***** INPUT FOR THIS TASK *****
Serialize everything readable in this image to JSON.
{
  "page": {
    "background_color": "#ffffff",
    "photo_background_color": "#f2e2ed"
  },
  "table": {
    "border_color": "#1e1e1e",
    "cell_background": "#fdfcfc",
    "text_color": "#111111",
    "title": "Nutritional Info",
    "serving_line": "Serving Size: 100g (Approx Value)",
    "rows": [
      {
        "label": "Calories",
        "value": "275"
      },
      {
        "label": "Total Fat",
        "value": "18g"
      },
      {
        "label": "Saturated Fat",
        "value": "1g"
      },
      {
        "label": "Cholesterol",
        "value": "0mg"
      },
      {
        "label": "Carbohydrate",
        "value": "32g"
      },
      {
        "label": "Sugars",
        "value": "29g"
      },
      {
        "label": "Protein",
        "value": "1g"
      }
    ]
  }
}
*****
***** INPUT FOR THIS TASK *****
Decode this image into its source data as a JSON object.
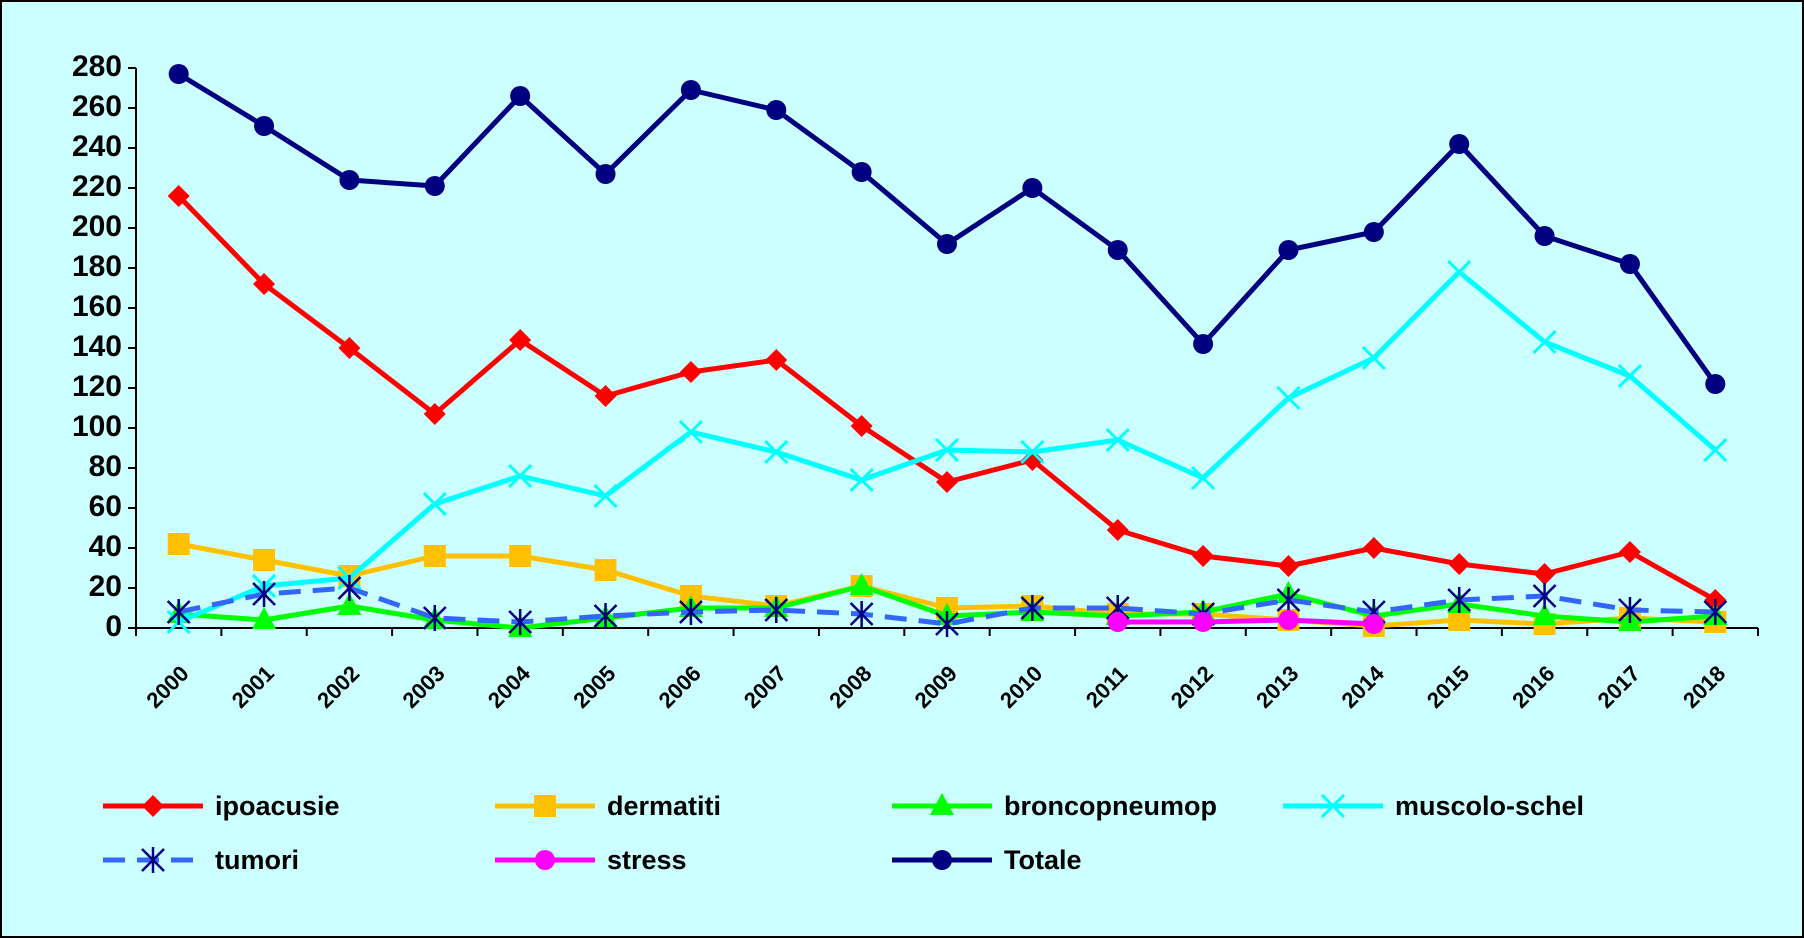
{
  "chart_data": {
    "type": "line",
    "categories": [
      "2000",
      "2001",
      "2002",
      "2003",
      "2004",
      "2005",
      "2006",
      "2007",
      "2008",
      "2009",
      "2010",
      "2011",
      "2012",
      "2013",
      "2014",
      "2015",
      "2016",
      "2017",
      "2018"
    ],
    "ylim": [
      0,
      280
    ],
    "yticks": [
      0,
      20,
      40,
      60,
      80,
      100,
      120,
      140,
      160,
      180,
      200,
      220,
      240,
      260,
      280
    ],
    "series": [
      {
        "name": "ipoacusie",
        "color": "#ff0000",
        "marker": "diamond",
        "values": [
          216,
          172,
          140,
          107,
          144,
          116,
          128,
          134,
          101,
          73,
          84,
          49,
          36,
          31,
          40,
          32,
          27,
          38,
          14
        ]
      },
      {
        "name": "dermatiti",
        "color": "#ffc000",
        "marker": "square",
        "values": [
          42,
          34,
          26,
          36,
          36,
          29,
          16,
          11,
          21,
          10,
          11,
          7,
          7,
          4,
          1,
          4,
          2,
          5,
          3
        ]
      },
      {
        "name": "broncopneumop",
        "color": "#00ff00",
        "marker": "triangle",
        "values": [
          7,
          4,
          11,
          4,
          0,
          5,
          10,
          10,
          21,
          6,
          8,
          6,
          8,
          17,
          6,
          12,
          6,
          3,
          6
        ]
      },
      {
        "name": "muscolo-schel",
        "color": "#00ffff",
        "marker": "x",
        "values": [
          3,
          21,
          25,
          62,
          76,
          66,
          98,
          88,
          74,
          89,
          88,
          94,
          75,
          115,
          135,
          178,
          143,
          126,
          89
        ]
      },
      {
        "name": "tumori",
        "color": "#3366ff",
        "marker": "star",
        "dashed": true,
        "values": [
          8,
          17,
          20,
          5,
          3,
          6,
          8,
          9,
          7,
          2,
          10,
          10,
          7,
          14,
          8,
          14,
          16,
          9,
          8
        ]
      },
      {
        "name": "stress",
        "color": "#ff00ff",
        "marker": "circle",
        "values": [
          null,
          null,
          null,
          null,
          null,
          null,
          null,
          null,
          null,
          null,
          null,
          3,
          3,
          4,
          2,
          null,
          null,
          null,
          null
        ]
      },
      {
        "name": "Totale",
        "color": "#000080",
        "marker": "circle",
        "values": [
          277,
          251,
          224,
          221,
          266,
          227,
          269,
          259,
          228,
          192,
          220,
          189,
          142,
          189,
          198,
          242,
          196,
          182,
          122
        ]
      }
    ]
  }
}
*****
***** INPUT FOR THIS TASK *****
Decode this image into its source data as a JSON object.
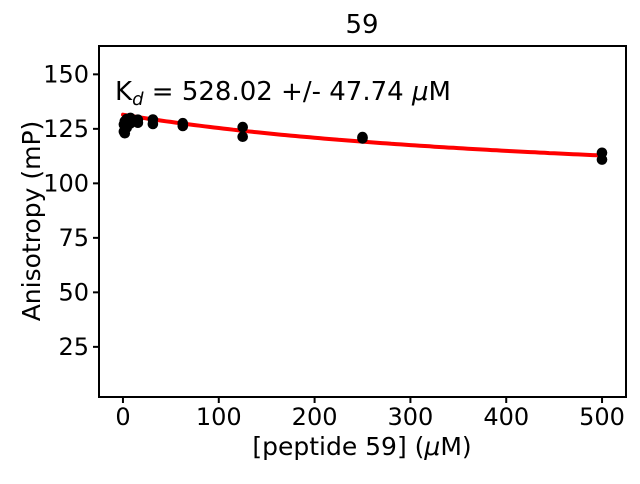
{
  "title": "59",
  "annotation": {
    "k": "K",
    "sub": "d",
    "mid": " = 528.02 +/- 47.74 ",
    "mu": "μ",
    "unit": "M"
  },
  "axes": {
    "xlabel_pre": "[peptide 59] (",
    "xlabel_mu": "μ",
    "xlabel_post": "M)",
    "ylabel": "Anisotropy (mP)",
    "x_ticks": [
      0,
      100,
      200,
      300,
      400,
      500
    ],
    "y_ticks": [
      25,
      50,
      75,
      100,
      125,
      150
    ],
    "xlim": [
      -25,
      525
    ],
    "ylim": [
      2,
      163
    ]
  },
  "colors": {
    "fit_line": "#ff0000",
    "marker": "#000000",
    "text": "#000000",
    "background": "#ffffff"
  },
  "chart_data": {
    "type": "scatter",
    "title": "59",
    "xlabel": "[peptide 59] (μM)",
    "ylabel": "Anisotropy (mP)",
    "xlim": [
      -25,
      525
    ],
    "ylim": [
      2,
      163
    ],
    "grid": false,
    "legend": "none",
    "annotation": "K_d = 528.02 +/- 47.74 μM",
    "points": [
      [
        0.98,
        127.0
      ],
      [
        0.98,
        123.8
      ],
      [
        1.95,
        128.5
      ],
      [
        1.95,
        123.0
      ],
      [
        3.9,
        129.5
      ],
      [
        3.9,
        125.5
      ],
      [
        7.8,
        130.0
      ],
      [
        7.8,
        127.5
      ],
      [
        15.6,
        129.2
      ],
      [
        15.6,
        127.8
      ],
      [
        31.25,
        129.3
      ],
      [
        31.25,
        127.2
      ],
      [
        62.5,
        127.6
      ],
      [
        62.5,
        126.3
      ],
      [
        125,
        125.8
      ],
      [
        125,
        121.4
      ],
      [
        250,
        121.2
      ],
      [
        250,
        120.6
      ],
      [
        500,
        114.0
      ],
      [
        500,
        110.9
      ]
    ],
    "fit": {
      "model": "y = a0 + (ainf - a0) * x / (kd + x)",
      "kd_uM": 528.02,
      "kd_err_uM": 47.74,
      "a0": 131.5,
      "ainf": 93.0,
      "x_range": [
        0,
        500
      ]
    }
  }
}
*****
WHAT IS REQUIRED
Check each line of the listing above. Copy the ones with the word "ffffff".

EXERCISE ANSWER
    "background_color": "#ffffff",
    "background": "#ffffff"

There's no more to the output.